Exercises:
1/ Edit the Delheim article by rewriting everything from "In an ever-changing" down to "across the decades.", with "decades" changed to "years".
2/ Answer these questions from the Delheim article:
(a) In what month and year did Michael and Vera Sperling begin offering food to visitors at Delheim?
(b) Until when did the family trade with a hawker's licence?
(c) What kind of tree shades the terrace?
3/ Continue the Delheim article from the point where it stops.

In an ever-changing restaurant scene where new establishments’ innovative chefs are constantly pushing culinary boundaries, Richard Holmes pays tribute to three classic Stellenbosch eateries that have thrived across the decades.
Family favourite: Delheim
It’s hard to imagine today, but it wasn’t too long ago that estates across the Cape Wine- lands offered wine tastings and little else. A peek in the cellar, perhaps, if the winemaker was around. But a fine lunch and a charming table to enjoy a bottle of the estate’s finest? Forget it.
In December 1976, that all changed when Michael ‘Spatz’ Sperling – also a co-founder of the Stellenbosch Wine Route – and his wife Vera made a bold move: to offer food to visitors on the family estate, Delheim.
“We weren’t allowed to call it a restaurant because it didn’t have proper bathrooms or a tiled kitchen,” recalls Nora Sperling, Michael’s daughter, who today runs the estate with her brother Victor. “Until the early 1990s we traded with a hawker’s licence, so we had to prepare the food off-site.”
Their licence also barred the sale of Delheim wine in the so-called restaurant. “So people simply bought their wine at the cellar and we then swopped it for a cold bottle!” she continues. After 15 years the licensing changed and the first kitchen was opened, evolving the offering from simple farm platters to a generous menu of country cooking.
“We’ve always wanted to simply do good farm food and still today we don’t try and do anything fancy,” adds Nora.
It might not be fancy, but it’s certainly delicious. Delheim’s signature seed bread has long been a crowd favourite, especially when served with the farm’s homemade snoek pâté. And the menu here is pleasingly predictable. The Cape Malay chicken curry – delicately spiced and served with basmati rice, hand-rolled roti and sambals – is another standout. As is the lamb shank, slow-cooked and plated with crushed baby potatoes, baby carrots and a perfectly reduced jus that is infused with the estate’s Merlot. Dessert? The mascarpone cheesecake is another dish that loyal locals won’t let them take off the menu.
Unlike so many wine estates that have developed their restaurants into architectural masterpieces staffed by celebrity chefs and a large brigade in the kitchen, Delheim has kept its restaurant deliberately low-key. It remains a simple space of brick floors and riempie chairs, where family photographs grace the walls. There’s a wood-burning stove for those days when the rain sweeps up the Simonsberg, but in summer the wide terrace offers the best seats in the house. From beneath the shady boughs of a towering jacaranda tree, the views of distant Table Mountain, framed by the lush estate gardens, are nothing short of remarkable.

Raw records:
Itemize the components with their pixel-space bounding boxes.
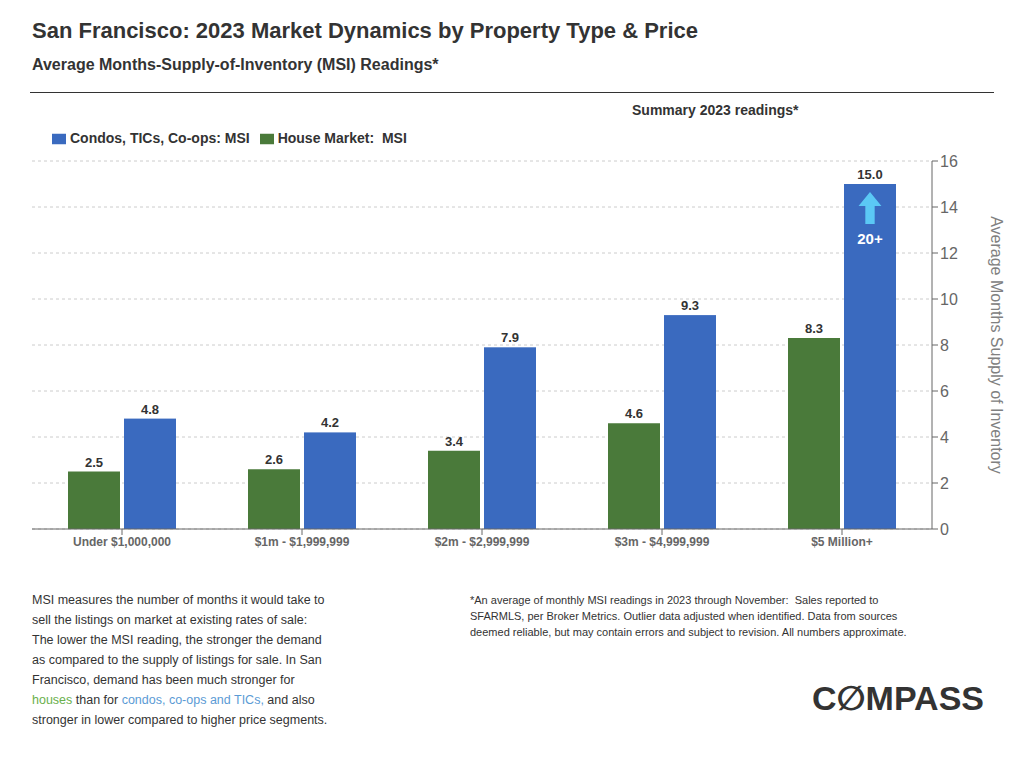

---

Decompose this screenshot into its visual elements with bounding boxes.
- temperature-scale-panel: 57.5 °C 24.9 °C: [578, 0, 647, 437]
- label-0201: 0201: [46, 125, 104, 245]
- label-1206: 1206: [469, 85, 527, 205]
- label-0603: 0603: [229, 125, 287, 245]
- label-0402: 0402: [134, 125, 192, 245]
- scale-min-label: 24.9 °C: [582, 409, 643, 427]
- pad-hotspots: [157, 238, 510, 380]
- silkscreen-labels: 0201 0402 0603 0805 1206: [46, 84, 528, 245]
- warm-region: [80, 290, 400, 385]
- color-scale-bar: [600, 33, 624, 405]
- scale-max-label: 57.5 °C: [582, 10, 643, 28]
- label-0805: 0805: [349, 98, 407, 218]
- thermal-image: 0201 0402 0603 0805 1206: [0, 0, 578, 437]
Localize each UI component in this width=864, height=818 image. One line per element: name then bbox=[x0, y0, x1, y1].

---

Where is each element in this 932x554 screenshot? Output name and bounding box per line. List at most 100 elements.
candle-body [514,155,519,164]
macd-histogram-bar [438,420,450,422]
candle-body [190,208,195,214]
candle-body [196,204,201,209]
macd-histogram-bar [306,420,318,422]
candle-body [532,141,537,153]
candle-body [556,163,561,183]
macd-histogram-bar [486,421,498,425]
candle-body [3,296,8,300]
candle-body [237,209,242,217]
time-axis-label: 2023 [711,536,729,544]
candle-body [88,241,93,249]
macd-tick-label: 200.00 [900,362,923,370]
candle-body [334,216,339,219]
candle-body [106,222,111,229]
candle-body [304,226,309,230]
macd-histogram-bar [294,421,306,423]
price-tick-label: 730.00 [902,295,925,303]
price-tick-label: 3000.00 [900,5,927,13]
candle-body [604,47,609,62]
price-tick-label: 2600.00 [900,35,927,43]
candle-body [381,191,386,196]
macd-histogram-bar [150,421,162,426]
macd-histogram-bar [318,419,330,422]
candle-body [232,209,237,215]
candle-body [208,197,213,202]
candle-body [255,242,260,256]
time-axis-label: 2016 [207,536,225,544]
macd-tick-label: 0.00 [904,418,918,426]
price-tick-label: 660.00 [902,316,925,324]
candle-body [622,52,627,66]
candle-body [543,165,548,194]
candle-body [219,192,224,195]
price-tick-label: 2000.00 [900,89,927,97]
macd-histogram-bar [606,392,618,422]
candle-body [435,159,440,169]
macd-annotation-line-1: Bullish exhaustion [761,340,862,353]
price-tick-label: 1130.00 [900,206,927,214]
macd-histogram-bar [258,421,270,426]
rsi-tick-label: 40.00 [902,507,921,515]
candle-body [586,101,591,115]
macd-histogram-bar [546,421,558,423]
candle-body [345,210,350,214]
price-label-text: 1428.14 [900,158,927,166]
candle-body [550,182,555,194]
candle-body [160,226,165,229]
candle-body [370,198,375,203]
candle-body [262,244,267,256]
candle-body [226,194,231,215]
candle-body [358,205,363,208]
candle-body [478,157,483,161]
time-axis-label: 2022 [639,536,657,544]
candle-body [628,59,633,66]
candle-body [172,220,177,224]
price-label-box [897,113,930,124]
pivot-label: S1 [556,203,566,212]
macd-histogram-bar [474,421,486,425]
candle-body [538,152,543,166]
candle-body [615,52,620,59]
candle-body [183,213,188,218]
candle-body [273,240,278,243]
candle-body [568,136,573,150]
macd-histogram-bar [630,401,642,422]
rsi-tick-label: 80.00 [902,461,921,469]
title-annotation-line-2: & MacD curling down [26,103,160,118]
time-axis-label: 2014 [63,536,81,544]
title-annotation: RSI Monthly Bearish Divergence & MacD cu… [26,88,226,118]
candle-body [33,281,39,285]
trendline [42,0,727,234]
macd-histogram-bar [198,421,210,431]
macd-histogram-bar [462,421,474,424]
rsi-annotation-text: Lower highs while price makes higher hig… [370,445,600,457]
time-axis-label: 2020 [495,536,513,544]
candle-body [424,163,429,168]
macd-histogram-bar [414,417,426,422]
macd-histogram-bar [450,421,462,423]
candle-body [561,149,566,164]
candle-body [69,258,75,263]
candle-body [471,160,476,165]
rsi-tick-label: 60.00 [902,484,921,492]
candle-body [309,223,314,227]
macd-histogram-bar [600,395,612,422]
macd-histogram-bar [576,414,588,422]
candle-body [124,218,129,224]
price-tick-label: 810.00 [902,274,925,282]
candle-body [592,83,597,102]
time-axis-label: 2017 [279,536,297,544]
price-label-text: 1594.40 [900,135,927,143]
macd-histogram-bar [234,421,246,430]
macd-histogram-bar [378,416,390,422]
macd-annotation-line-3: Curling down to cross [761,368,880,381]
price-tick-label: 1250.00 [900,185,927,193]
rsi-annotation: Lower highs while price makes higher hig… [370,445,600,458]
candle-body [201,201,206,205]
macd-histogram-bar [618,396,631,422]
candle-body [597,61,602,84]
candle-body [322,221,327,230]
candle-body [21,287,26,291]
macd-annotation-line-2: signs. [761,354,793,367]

Written responses:
1/
In an ever-changing restaurant scene where new establishments’ innovative chefs are constantly pushing culinary boundaries, Richard Holmes pays tribute to three classic Stellenbosch eateries that have thrived across the years.

2/
(a) December 1976
(b) The early 1990s
(c) A jacaranda

3/
Local flavours: De Volkskombuis
Stellenbosch is a town fiercely proud of its heritage, yet equally able to adapt to the zeitgeist, the ‘spirit of the time’. And De Volkskombuis is a perfect example of that flexibility, showcasing contemporary cuisine and traditional plates in a beautifully restored heritage space.
The oldest buildings in the complex that today houses De Volkskombuis date back to 1902, when they were constructed as workers’ cottages on the farm Vredenburg. In 1968 the property was acquired by Historical Homes to be run as a restaurant and by the mid-1970s De Volkskombuis was firmly established as one of the most popular restaurants in town. But restaurants tend to come and go and by 2016 the buildings – where so many first dates, proposals and anniversaries were celebrated – had been shuttered for some time.
In 2016 the Rupert family stepped in to resurrect one of the most celebrated restaurants in Stellenbosch, purchasing the property and undertaking a full restoration of the buildings. Today it is a glorious space, evocative of the past while exuding a contemporary charm. In the main dining room the yellowwood ceilings and floors, by master craftsman Pierre Cronje, imbue the space with a rich sense of local heritage. For groups that prefer quieter surroundings, two private dining rooms bookend the main room, both offering private fireplaces and a lounge.
But in summer the best tables are surely those set out on the stoep or on the terrace shaded by towering oak trees. Seated at either, you’ll find the hustle of town is perfectly drowned out by the rushing Eerste River that runs just beyond the restaurant’s lawns.
Over the years the menu has equally evolved for the contemporary diner, without forgetting the past. Regulars will be happy to know that classic dishes such as Meraai se hoenderpie and Koekie se kerrie bredie are still going strong, but alongside these boerekos plates is a menu of unfussy bistro-style cuisine that whisks together local flavours and international inspiration. Think traditional lamb ribs served with a rocket and mint salsa or a fresh garden salad given a South African biltong twist. Main courses? They run from apricot-glazed pork belly to generous prime cuts of beef. The wines? Almost entirely from Stellenbosch, of course, except for a few cellars with a connection to the owners.
And if you need one more sign that De Volkskombuis has embraced the zeitgeist, look no further than the chickpea curry, served with tofu and vegan yoghurt. From the decor to the menu, make no mistake: De Volkskombuis keeps moving with the spirit of the times.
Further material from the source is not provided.